··· Listed entries
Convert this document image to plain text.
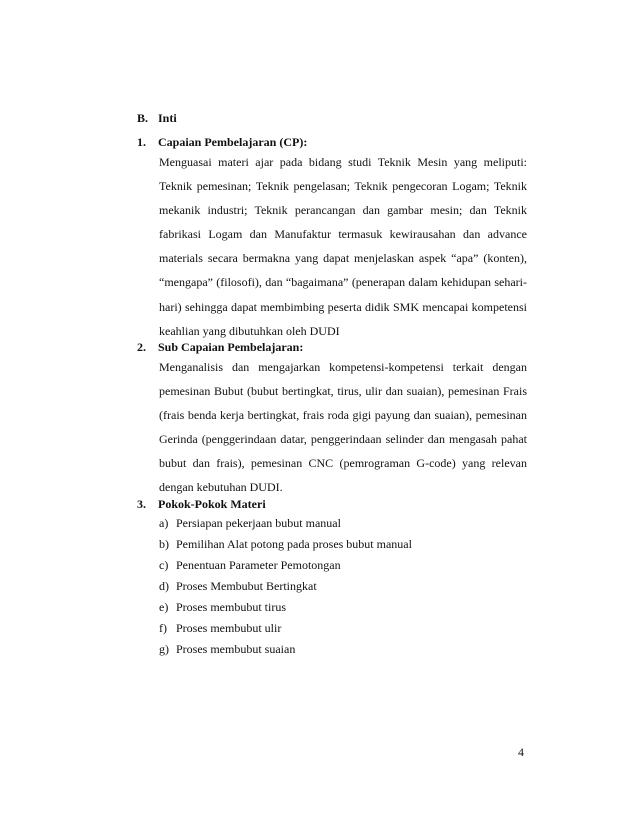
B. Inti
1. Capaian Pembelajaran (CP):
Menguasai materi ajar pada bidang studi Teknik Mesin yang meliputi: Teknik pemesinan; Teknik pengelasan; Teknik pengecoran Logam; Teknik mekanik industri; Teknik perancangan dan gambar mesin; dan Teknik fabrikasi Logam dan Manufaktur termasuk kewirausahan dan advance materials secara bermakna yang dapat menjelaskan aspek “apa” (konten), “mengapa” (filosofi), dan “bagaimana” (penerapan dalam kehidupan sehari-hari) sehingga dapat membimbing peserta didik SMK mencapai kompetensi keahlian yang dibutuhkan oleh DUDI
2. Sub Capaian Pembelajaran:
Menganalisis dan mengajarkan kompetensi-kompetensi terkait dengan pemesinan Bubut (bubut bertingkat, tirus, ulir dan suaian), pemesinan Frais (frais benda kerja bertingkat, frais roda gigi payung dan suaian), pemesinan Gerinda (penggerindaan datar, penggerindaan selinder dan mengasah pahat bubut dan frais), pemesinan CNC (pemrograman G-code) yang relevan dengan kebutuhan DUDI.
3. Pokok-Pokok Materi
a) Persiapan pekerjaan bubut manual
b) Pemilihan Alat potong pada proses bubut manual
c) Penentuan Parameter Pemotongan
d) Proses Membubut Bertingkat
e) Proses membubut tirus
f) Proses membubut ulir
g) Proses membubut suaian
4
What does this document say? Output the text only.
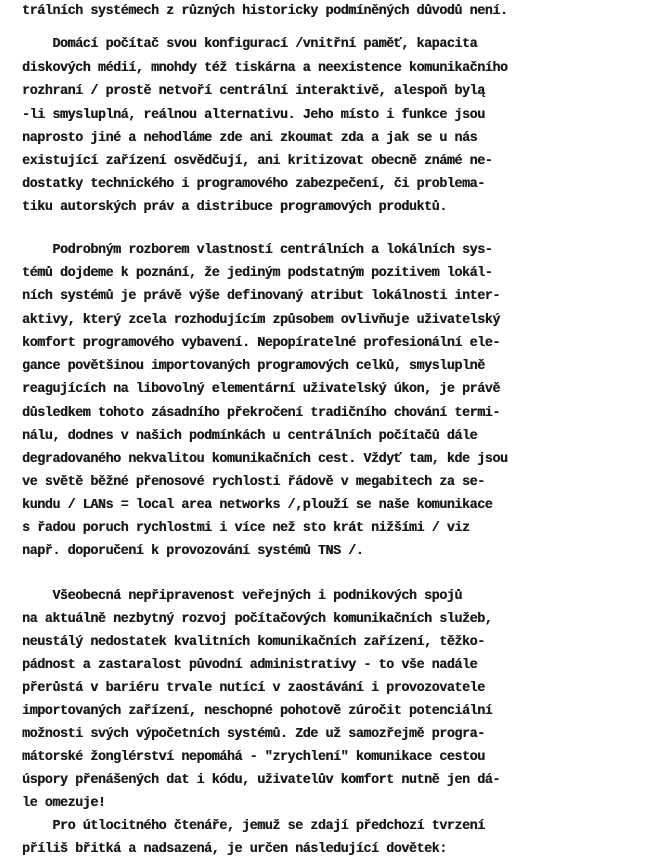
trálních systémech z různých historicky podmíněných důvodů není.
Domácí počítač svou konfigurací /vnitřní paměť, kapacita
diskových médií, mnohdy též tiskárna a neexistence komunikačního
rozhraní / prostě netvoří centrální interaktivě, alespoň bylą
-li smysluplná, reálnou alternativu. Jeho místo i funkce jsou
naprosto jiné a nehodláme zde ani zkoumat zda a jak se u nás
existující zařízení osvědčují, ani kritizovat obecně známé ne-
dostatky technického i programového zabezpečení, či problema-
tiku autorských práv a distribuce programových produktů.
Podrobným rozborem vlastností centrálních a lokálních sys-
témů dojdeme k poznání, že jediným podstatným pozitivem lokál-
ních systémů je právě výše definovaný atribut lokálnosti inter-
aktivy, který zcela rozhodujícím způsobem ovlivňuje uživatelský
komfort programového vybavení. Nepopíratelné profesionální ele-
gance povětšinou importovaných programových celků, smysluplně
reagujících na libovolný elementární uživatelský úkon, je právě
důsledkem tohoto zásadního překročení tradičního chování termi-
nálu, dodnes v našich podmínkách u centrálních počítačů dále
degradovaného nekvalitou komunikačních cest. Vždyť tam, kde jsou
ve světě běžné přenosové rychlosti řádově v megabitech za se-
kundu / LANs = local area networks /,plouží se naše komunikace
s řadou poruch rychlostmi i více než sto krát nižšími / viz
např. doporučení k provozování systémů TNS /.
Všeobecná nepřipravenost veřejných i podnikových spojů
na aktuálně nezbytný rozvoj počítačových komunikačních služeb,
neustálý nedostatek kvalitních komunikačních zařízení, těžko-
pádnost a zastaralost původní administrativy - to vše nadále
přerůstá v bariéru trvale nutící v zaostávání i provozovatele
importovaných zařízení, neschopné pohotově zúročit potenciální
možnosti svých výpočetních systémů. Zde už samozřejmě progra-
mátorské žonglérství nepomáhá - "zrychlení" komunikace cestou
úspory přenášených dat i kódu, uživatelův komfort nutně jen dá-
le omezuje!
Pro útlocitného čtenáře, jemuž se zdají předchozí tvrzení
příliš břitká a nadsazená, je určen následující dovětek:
······
■ Work to do:
Keep the pictures out and write out the records exactly.

■ Solution:
Convert this document image to plain text.
B. Inti
1. Capaian Pembelajaran (CP):
Menguasai materi ajar pada bidang studi Teknik Mesin yang meliputi: Teknik pemesinan; Teknik pengelasan; Teknik pengecoran Logam; Teknik mekanik industri; Teknik perancangan dan gambar mesin; dan Teknik fabrikasi Logam dan Manufaktur termasuk kewirausahan dan advance materials secara bermakna yang dapat menjelaskan aspek “apa” (konten), “mengapa” (filosofi), dan “bagaimana” (penerapan dalam kehidupan sehari-hari) sehingga dapat membimbing peserta didik SMK mencapai kompetensi keahlian yang dibutuhkan oleh DUDI
2. Sub Capaian Pembelajaran:
Menganalisis dan mengajarkan kompetensi-kompetensi terkait dengan pemesinan Bubut (bubut bertingkat, tirus, ulir dan suaian), pemesinan Frais (frais benda kerja bertingkat, frais roda gigi payung dan suaian), pemesinan Gerinda (penggerindaan datar, penggerindaan selinder dan mengasah pahat bubut dan frais), pemesinan CNC (pemrograman G-code) yang relevan dengan kebutuhan DUDI.
3. Pokok-Pokok Materi
a) Persiapan pekerjaan bubut manual
b) Pemilihan Alat potong pada proses bubut manual
c) Penentuan Parameter Pemotongan
d) Proses Membubut Bertingkat
e) Proses membubut tirus
f) Proses membubut ulir
g) Proses membubut suaian
4
What does this document say? Output the text only.
trálních systémech z různých historicky podmíněných důvodů není.
Domácí počítač svou konfigurací /vnitřní paměť, kapacita
diskových médií, mnohdy též tiskárna a neexistence komunikačního
rozhraní / prostě netvoří centrální interaktivě, alespoň bylą
-li smysluplná, reálnou alternativu. Jeho místo i funkce jsou
naprosto jiné a nehodláme zde ani zkoumat zda a jak se u nás
existující zařízení osvědčují, ani kritizovat obecně známé ne-
dostatky technického i programového zabezpečení, či problema-
tiku autorských práv a distribuce programových produktů.
Podrobným rozborem vlastností centrálních a lokálních sys-
témů dojdeme k poznání, že jediným podstatným pozitivem lokál-
ních systémů je právě výše definovaný atribut lokálnosti inter-
aktivy, který zcela rozhodujícím způsobem ovlivňuje uživatelský
komfort programového vybavení. Nepopíratelné profesionální ele-
gance povětšinou importovaných programových celků, smysluplně
reagujících na libovolný elementární uživatelský úkon, je právě
důsledkem tohoto zásadního překročení tradičního chování termi-
nálu, dodnes v našich podmínkách u centrálních počítačů dále
degradovaného nekvalitou komunikačních cest. Vždyť tam, kde jsou
ve světě běžné přenosové rychlosti řádově v megabitech za se-
kundu / LANs = local area networks /,plouží se naše komunikace
s řadou poruch rychlostmi i více než sto krát nižšími / viz
např. doporučení k provozování systémů TNS /.
Všeobecná nepřipravenost veřejných i podnikových spojů
na aktuálně nezbytný rozvoj počítačových komunikačních služeb,
neustálý nedostatek kvalitních komunikačních zařízení, těžko-
pádnost a zastaralost původní administrativy - to vše nadále
přerůstá v bariéru trvale nutící v zaostávání i provozovatele
importovaných zařízení, neschopné pohotově zúročit potenciální
možnosti svých výpočetních systémů. Zde už samozřejmě progra-
mátorské žonglérství nepomáhá - "zrychlení" komunikace cestou
úspory přenášených dat i kódu, uživatelův komfort nutně jen dá-
le omezuje!
Pro útlocitného čtenáře, jemuž se zdají předchozí tvrzení
příliš břitká a nadsazená, je určen následující dovětek:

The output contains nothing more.